GIVEN PROBLEM> Retype the whole listing, please, keeping every line exact and dropping the pictures.

ENTRIES>
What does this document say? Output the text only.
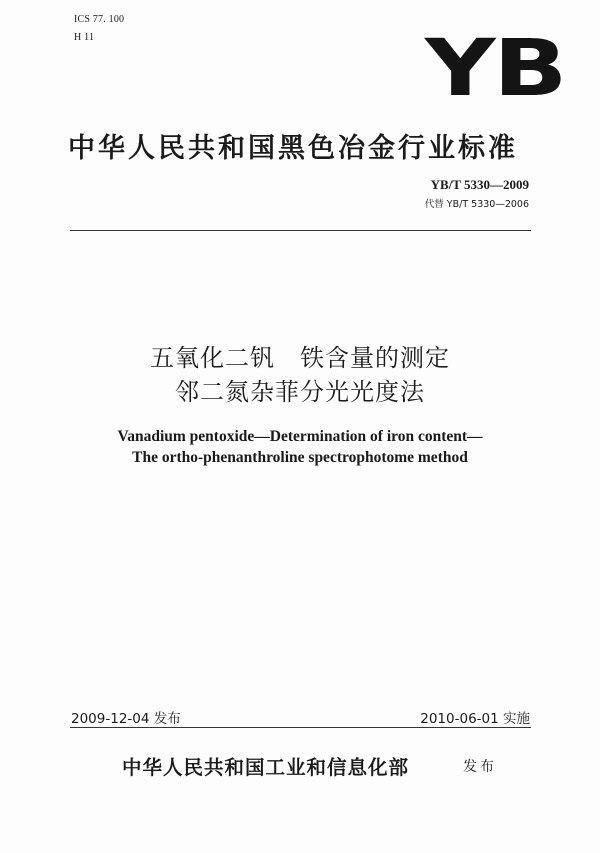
ICS 77. 100
H 11	YB
中华人民共和国黑色冶金行业标准
YB/T 5330—2009
代替 YB/T 5330—2006
五氧化二钒　铁含量的测定
邻二氮杂菲分光光度法
Vanadium pentoxide—Determination of iron content—
The ortho-phenanthroline spectrophotome method
2009-12-04 发布	2010-06-01 实施
中华人民共和国工业和信息化部	发布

SOLUTION BELOW>
What does this document say? Output the text only.
ICS 77. 100
H 11	YB
中华人民共和国黑色冶金行业标准
YB/T 5330—2009
代替 YB/T 5330—2006
五氧化二钒　铁含量的测定
邻二氮杂菲分光光度法
Vanadium pentoxide—Determination of iron content—
The ortho-phenanthroline spectrophotome method
2009-12-04 发布	2010-06-01 实施
中华人民共和国工业和信息化部	发布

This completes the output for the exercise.